WHAT YOU NEED TO DO » Type the records out again in full, exactly.
** Start PROVIDED MATERIAL **
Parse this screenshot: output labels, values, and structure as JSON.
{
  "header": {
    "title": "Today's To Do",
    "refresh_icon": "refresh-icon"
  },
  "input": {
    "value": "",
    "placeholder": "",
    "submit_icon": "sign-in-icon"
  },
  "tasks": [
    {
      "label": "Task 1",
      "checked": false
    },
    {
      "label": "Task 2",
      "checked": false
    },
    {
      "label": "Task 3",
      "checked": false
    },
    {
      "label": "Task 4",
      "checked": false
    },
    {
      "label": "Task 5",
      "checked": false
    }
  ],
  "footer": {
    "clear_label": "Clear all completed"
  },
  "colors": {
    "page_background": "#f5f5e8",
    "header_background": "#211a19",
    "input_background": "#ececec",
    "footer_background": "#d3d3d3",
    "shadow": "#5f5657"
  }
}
** End PROVIDED MATERIAL **
EXERCISE OUTPUT »
Parse this screenshot: output labels, values, and structure as JSON.
{
  "header": {
    "title": "Today's To Do",
    "refresh_icon": "refresh-icon"
  },
  "input": {
    "value": "",
    "placeholder": "",
    "submit_icon": "sign-in-icon"
  },
  "tasks": [
    {
      "label": "Task 1",
      "checked": false
    },
    {
      "label": "Task 2",
      "checked": false
    },
    {
      "label": "Task 3",
      "checked": false
    },
    {
      "label": "Task 4",
      "checked": false
    },
    {
      "label": "Task 5",
      "checked": false
    }
  ],
  "footer": {
    "clear_label": "Clear all completed"
  },
  "colors": {
    "page_background": "#f5f5e8",
    "header_background": "#211a19",
    "input_background": "#ececec",
    "footer_background": "#d3d3d3",
    "shadow": "#5f5657"
  }
}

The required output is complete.